Constantine (1.10)

Constantine
Ep.1.10

Quid Pro Quo

 

 

Un Chas-centric cette semaine avec Quid Pro Quo, qui lève totalement le voile sur la nature d’immortel du personnage, l’un des aspects les plus intrigant de Constantine (bien que jamais vraiment exploré). Plutôt que de finalement repomper Highlander et de réinventer le personnage, la série choisit un angle différent, proche d’une story-arc qui aurait commencée avant même le tout premier épisode du show et qui trouvera sa conclusion d’une façon ou d’une autre d’ici une ou deux saisons (si elles voient le jour, naturellement). En fait on pourrait même imaginer cette intrigue être exploitée dans les comics un jour ou l’autre, surtout depuis que DC a décidé de conclure Hellblazer et de relancer les aventures du sorcier sous le titre beaucoup plus simple de… Constantine.
L’origine de ce pouvoir surnaturel apparaît même tellement simple et improbable qu’elle en devient géniale. Un soir de beuverie, John Constantine, totalement bourré, lance un sort de protection sur son ami afin de s’assurer qu’il n’ait pas d’accident lorsqu’il rentrera chez lui. Un charme qui ne devrait pas fonctionner en toute logique, car il s’agit d’un mythe. Créée par Merlin l’Enchanteur, il s’agissait d’une magie visant à protéger les chevaliers de la Table Ronde: si l’un d’entre-eux venait à périr en bataille, il absorberait alors la vie des personnes se trouvant autour de lui. Et contre toute attente, l’exorciste a réussi à refaire le rituel sans même s’en rendre compte ! Lorsqu’un incendie accidentel ravage le night-club où Chas passait sa soirée, il décède avec les autres clients, puis ressuscite sans garder la moindre égratignure. Non seulement ça, mais il possède maintenant en lui l’âme des autres victimes: 47 pour être précis. Et a chaque fois que Chas “meurt”, il perd définitivement l’une de ces vies en échange d’une résurrection.
= = = = =
• **Consignes**
1. Selon la critique de l'épisode, combien d'âmes de victimes de l'incendie Chas porte-t-il en lui ?
2. Relevez tous les titres d'œuvres (séries, épisodes, films ou comics) cités dans la critique de l'épisode.
3. Poursuivez la critique de l'épisode à partir de sa dernière phrase.
= = = = =
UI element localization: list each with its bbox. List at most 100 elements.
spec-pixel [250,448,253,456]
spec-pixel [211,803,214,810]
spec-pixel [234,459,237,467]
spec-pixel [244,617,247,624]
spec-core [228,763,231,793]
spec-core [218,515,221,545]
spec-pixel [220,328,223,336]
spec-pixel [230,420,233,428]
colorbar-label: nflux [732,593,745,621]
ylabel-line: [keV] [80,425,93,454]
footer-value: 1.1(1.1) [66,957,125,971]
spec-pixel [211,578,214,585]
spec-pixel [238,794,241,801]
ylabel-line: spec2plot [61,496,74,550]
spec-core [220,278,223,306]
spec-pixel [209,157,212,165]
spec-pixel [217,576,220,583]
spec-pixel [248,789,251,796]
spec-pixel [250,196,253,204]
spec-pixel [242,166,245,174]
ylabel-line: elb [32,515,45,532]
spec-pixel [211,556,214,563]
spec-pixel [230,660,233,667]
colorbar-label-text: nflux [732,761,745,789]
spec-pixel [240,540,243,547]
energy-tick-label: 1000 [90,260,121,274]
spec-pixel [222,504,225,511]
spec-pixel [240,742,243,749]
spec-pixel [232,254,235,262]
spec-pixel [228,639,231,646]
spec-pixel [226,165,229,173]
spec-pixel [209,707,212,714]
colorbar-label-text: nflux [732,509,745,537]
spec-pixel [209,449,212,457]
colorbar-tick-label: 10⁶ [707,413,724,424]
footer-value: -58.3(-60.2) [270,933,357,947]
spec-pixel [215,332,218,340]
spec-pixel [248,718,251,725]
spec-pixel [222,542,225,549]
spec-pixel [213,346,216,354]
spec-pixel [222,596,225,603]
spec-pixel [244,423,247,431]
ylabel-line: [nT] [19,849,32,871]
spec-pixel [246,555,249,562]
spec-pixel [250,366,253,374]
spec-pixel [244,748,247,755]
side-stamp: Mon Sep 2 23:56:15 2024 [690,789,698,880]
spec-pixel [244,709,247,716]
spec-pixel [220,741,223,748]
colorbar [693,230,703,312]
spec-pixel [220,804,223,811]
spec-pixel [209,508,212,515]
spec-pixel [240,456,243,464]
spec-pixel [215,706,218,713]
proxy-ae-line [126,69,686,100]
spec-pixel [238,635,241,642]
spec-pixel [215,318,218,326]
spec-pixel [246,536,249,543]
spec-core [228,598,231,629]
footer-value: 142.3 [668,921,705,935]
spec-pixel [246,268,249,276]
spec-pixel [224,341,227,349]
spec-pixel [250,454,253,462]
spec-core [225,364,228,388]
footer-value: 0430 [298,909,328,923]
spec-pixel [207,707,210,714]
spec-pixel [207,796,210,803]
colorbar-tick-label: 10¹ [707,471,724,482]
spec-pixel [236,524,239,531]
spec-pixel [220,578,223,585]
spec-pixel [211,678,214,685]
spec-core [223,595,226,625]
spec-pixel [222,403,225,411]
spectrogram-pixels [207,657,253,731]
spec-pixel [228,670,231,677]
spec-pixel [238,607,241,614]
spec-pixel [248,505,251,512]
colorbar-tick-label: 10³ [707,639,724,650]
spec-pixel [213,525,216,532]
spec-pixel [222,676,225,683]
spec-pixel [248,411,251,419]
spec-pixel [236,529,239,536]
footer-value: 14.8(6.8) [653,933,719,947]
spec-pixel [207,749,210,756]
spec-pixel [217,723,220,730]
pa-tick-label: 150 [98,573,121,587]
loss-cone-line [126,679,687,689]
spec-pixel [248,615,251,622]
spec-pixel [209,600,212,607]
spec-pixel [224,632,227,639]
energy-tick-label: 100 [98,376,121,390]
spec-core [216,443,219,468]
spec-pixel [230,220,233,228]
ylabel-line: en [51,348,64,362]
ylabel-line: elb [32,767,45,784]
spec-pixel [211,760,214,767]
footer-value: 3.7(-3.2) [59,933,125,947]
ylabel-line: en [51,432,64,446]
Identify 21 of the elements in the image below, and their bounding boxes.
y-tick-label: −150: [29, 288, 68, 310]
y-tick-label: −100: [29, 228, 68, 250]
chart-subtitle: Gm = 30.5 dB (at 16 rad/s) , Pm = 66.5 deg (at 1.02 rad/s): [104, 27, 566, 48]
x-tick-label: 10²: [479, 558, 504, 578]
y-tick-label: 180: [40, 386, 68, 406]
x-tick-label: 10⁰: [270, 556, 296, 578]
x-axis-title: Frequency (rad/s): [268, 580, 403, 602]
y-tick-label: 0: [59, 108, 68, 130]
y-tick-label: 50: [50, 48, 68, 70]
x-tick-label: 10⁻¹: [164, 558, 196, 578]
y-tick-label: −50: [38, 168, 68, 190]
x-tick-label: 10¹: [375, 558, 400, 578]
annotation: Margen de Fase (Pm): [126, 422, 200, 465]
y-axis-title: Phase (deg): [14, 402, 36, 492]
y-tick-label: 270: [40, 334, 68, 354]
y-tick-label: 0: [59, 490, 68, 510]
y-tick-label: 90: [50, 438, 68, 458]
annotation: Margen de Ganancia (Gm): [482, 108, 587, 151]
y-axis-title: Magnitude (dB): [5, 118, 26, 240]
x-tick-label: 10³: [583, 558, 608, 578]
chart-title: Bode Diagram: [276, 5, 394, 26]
= = = = =
• **Réponses par consigne**
1. 47

2. Constantine, Quid Pro Quo, Highlander, Hellblazer

3.
 

 

Il est difficile de dire si ce nombre a été pensé depuis le début, avec peut-être une idée précise du moment où Chas redeviendra “normal” avec une seule et unique vie, ou si la scénariste l’a sélectionnée au pif en voyant large afin d’y intégrer les quelques décès survenant dans les épisodes précédents. Cependant le concept est intéressant et à le mérite de se démarquer suffisamment de la mythologie de Duncan McLeod (ou même du Docteur) pour remporter toute notre attention. Ce pouvoir est d’ailleurs le cœur de l’épisode, non pas à cause de son utilisation, mais parce que l’antagoniste représente ici le pendant négatif du chauffeur de taxi.
L’intrigue, qui se concentre sur la vie de famille de Chas (que quelques épisodes précédents définissaient comme chaotique), montre comment sa fille Geraldine tombe victime d’un sortilège lancé par un mystérieux mage. Il lui vole son âme, ce qui la plonge dans un profond coma et, si le processus est réversible, il ne reste que très peu de temps avant que l’esprit en lui-même ne soit perdu à jamais. Pour autant, l’enfant n’est pas la seule victime de ce phénomène et de nombreux autres habitants du coin sont ainsi “moissonnés” par le responsable. Celui-ci n’est autre que Felix Faust, un vieux sorcier qui n’a de cesse d’explorer les arcanes magiques les plus sombres. Il vient tout juste de découvrir comment utiliser les âmes humaines pour alimenter ses pouvoirs et, tel Shang Tsung, se gave comme une oie au point de devenir terriblement puissant. Tellement en fait, que John Constantine lui-même dit ne pas être de taille à l’affronter.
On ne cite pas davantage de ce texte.